GOAL: Search the data for the string "placement" and gather each line it is in.

DATA SECTION:

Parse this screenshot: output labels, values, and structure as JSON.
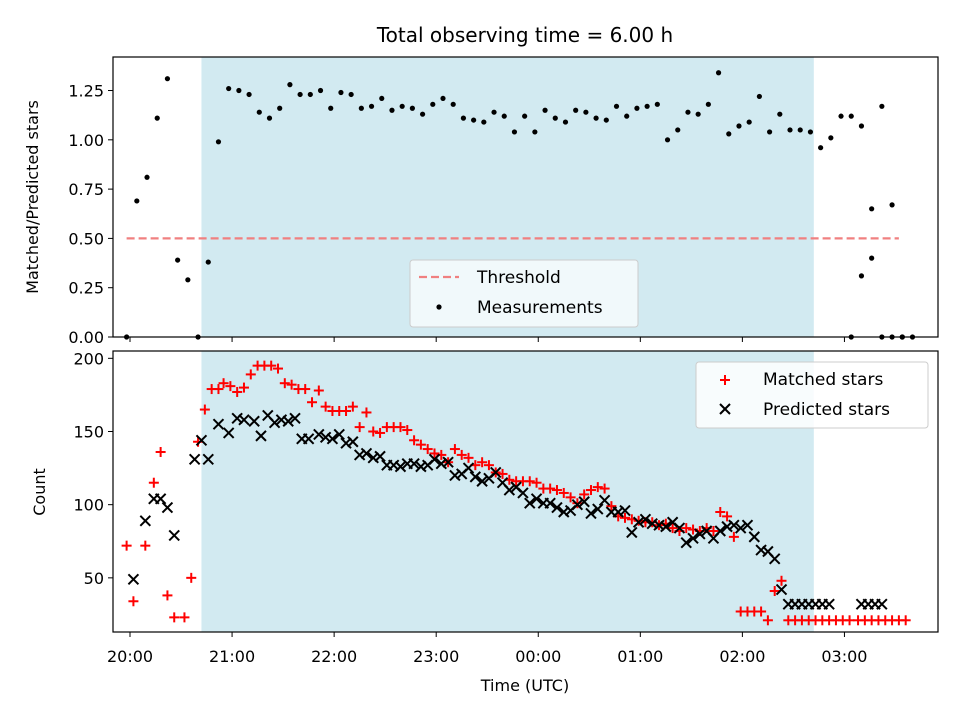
{
  "figure": {
    "title": "Total observing time = 6.00 h"
  },
  "colors": {
    "span": "#add8e6",
    "threshold": "#f08080",
    "matched": "#ff0000",
    "predicted": "#000000",
    "measurement": "#000000"
  },
  "chart_data": [
    {
      "type": "scatter",
      "title": "Total observing time = 6.00 h",
      "xlabel": "",
      "ylabel": "Matched/Predicted stars",
      "xlim": [
        "19:50",
        "03:55"
      ],
      "ylim": [
        0,
        1.42
      ],
      "yticks": [
        0.0,
        0.25,
        0.5,
        0.75,
        1.0,
        1.25
      ],
      "ytick_labels": [
        "0.00",
        "0.25",
        "0.50",
        "0.75",
        "1.00",
        "1.25"
      ],
      "shaded_span": [
        "20:42",
        "02:42"
      ],
      "legend": {
        "placement": "lower center",
        "entries": [
          "Threshold",
          "Measurements"
        ]
      },
      "threshold": {
        "name": "Threshold",
        "y": 0.5,
        "x_from": "19:58",
        "x_to": "03:32",
        "style": "dashed"
      },
      "series": [
        {
          "name": "Measurements",
          "x": [
            "19:58",
            "20:04",
            "20:10",
            "20:16",
            "20:22",
            "20:28",
            "20:34",
            "20:40",
            "20:46",
            "20:52",
            "20:58",
            "21:04",
            "21:10",
            "21:16",
            "21:22",
            "21:28",
            "21:34",
            "21:40",
            "21:46",
            "21:52",
            "21:58",
            "22:04",
            "22:10",
            "22:16",
            "22:22",
            "22:28",
            "22:34",
            "22:40",
            "22:46",
            "22:52",
            "22:58",
            "23:04",
            "23:10",
            "23:16",
            "23:22",
            "23:28",
            "23:34",
            "23:40",
            "23:46",
            "23:52",
            "23:58",
            "00:04",
            "00:10",
            "00:16",
            "00:22",
            "00:28",
            "00:34",
            "00:40",
            "00:46",
            "00:52",
            "00:58",
            "01:04",
            "01:10",
            "01:16",
            "01:22",
            "01:28",
            "01:34",
            "01:40",
            "01:46",
            "01:52",
            "01:58",
            "02:04",
            "02:10",
            "02:16",
            "02:22",
            "02:28",
            "02:34",
            "02:40",
            "02:46",
            "02:52",
            "02:58",
            "03:04",
            "03:10",
            "03:16",
            "03:22",
            "03:28",
            "03:34"
          ],
          "y": [
            0.0,
            0.69,
            0.81,
            1.11,
            1.31,
            0.39,
            0.29,
            0.0,
            0.38,
            0.99,
            1.26,
            1.25,
            1.23,
            1.14,
            1.11,
            1.16,
            1.28,
            1.23,
            1.23,
            1.25,
            1.16,
            1.24,
            1.23,
            1.16,
            1.17,
            1.21,
            1.15,
            1.17,
            1.16,
            1.13,
            1.18,
            1.21,
            1.18,
            1.11,
            1.1,
            1.09,
            1.14,
            1.12,
            1.04,
            1.12,
            1.04,
            1.15,
            1.11,
            1.09,
            1.15,
            1.14,
            1.11,
            1.1,
            1.17,
            1.12,
            1.16,
            1.17,
            1.18,
            1.0,
            1.05,
            1.14,
            1.13,
            1.18,
            1.34,
            1.03,
            1.07,
            1.09,
            1.22,
            1.04,
            1.13,
            1.05,
            1.05,
            1.04,
            0.96,
            1.01,
            1.12,
            1.12,
            1.07,
            0.4,
            0.0,
            0.0,
            0.0
          ]
        },
        {
          "name": "Measurements",
          "x": [
            "03:04",
            "03:10",
            "03:16",
            "03:22",
            "03:28",
            "03:34",
            "03:40"
          ],
          "y": [
            0.0,
            0.31,
            0.65,
            1.17,
            0.67,
            0.0,
            0.0
          ]
        }
      ]
    },
    {
      "type": "scatter",
      "title": "",
      "xlabel": "Time (UTC)",
      "ylabel": "Count",
      "xlim": [
        "19:50",
        "03:55"
      ],
      "ylim": [
        13,
        205
      ],
      "yticks": [
        50,
        100,
        150,
        200
      ],
      "ytick_labels": [
        "50",
        "100",
        "150",
        "200"
      ],
      "xtick_labels": [
        "20:00",
        "21:00",
        "22:00",
        "23:00",
        "00:00",
        "01:00",
        "02:00",
        "03:00"
      ],
      "shaded_span": [
        "20:42",
        "02:42"
      ],
      "legend": {
        "placement": "upper right",
        "entries": [
          "Matched stars",
          "Predicted stars"
        ]
      },
      "series": [
        {
          "name": "Matched stars",
          "marker": "+",
          "x": [
            "19:58",
            "20:02",
            "20:09",
            "20:14",
            "20:18",
            "20:22",
            "20:26",
            "20:32",
            "20:36",
            "20:40",
            "20:44",
            "20:48",
            "20:52",
            "20:55",
            "20:59",
            "21:03",
            "21:07",
            "21:11",
            "21:15",
            "21:19",
            "21:23",
            "21:27",
            "21:31",
            "21:35",
            "21:39",
            "21:43",
            "21:47",
            "21:51",
            "21:55",
            "21:59",
            "22:03",
            "22:07",
            "22:11",
            "22:15",
            "22:19",
            "22:23",
            "22:27",
            "22:31",
            "22:35",
            "22:39",
            "22:43",
            "22:47",
            "22:51",
            "22:55",
            "22:59",
            "23:03",
            "23:07",
            "23:11",
            "23:15",
            "23:19",
            "23:23",
            "23:27",
            "23:31",
            "23:35",
            "23:39",
            "23:43",
            "23:47",
            "23:51",
            "23:55",
            "23:59",
            "00:03",
            "00:07",
            "00:11",
            "00:15",
            "00:19",
            "00:23",
            "00:27",
            "00:31",
            "00:35",
            "00:39",
            "00:43",
            "00:47",
            "00:51",
            "00:55",
            "00:59",
            "01:03",
            "01:07",
            "01:11",
            "01:15",
            "01:19",
            "01:23",
            "01:27",
            "01:31",
            "01:35",
            "01:39",
            "01:43",
            "01:47",
            "01:51",
            "01:55",
            "01:59",
            "02:03",
            "02:07",
            "02:11",
            "02:15",
            "02:19",
            "02:23",
            "02:27",
            "02:31",
            "02:35",
            "02:39",
            "02:43",
            "02:47",
            "02:51",
            "02:55",
            "02:59",
            "03:03",
            "03:08",
            "03:12",
            "03:16",
            "03:20",
            "03:24",
            "03:28",
            "03:32",
            "03:36"
          ],
          "y": [
            72,
            34,
            72,
            115,
            136,
            38,
            23,
            23,
            50,
            143,
            165,
            179,
            179,
            183,
            181,
            177,
            180,
            189,
            195,
            195,
            195,
            193,
            183,
            182,
            179,
            179,
            170,
            178,
            167,
            164,
            164,
            164,
            167,
            153,
            163,
            150,
            149,
            153,
            153,
            153,
            151,
            144,
            141,
            138,
            135,
            134,
            129,
            138,
            134,
            132,
            127,
            129,
            127,
            122,
            121,
            117,
            116,
            116,
            116,
            115,
            111,
            111,
            110,
            108,
            105,
            101,
            107,
            110,
            112,
            111,
            99,
            92,
            91,
            90,
            89,
            88,
            88,
            86,
            87,
            84,
            82,
            84,
            83,
            82,
            84,
            82,
            95,
            92,
            78,
            27,
            27,
            27,
            27,
            21,
            41,
            48,
            21,
            21,
            21,
            21,
            21,
            21,
            21,
            21,
            21,
            21,
            21,
            21,
            21,
            21,
            21,
            21,
            21,
            21
          ],
          "x_note": ""
        },
        {
          "name": "Predicted stars",
          "marker": "x",
          "x": [
            "20:02",
            "20:09",
            "20:14",
            "20:18",
            "20:22",
            "20:26",
            "20:38",
            "20:42",
            "20:46",
            "20:52",
            "20:58",
            "21:03",
            "21:07",
            "21:13",
            "21:17",
            "21:21",
            "21:25",
            "21:29",
            "21:33",
            "21:37",
            "21:41",
            "21:45",
            "21:51",
            "21:55",
            "21:59",
            "22:03",
            "22:07",
            "22:11",
            "22:15",
            "22:19",
            "22:23",
            "22:27",
            "22:31",
            "22:35",
            "22:39",
            "22:43",
            "22:47",
            "22:51",
            "22:55",
            "22:59",
            "23:03",
            "23:07",
            "23:11",
            "23:15",
            "23:19",
            "23:23",
            "23:27",
            "23:31",
            "23:35",
            "23:39",
            "23:43",
            "23:47",
            "23:51",
            "23:55",
            "23:59",
            "00:03",
            "00:07",
            "00:11",
            "00:15",
            "00:19",
            "00:23",
            "00:27",
            "00:31",
            "00:35",
            "00:39",
            "00:43",
            "00:47",
            "00:51",
            "00:55",
            "00:59",
            "01:03",
            "01:07",
            "01:11",
            "01:15",
            "01:19",
            "01:23",
            "01:27",
            "01:31",
            "01:35",
            "01:39",
            "01:43",
            "01:47",
            "01:51",
            "01:55",
            "01:59",
            "02:03",
            "02:07",
            "02:11",
            "02:15",
            "02:19",
            "02:23",
            "02:27",
            "02:31",
            "02:35",
            "02:39",
            "02:43",
            "02:47",
            "02:51",
            "03:10",
            "03:14",
            "03:18",
            "03:22"
          ],
          "y": [
            49,
            89,
            104,
            104,
            98,
            79,
            131,
            144,
            131,
            155,
            149,
            159,
            158,
            157,
            147,
            161,
            156,
            158,
            157,
            159,
            145,
            145,
            148,
            146,
            145,
            148,
            142,
            143,
            134,
            135,
            132,
            133,
            127,
            127,
            126,
            128,
            128,
            126,
            127,
            131,
            128,
            129,
            120,
            121,
            125,
            119,
            116,
            118,
            122,
            115,
            110,
            112,
            108,
            101,
            104,
            101,
            101,
            98,
            95,
            96,
            100,
            102,
            94,
            97,
            103,
            95,
            95,
            96,
            81,
            88,
            90,
            87,
            86,
            85,
            88,
            84,
            74,
            77,
            80,
            82,
            77,
            82,
            85,
            86,
            84,
            86,
            78,
            69,
            68,
            63,
            42,
            32,
            32,
            32,
            32,
            32,
            32,
            32,
            32,
            32,
            32,
            32
          ],
          "x_note": ""
        }
      ]
    }
  ],
  "legend_labels": {
    "threshold": "Threshold",
    "measurements": "Measurements",
    "matched": "Matched stars",
    "predicted": "Predicted stars"
  }
}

REPLY TO THE EXERCISE:
        "placement": "lower center",
        "placement": "upper right",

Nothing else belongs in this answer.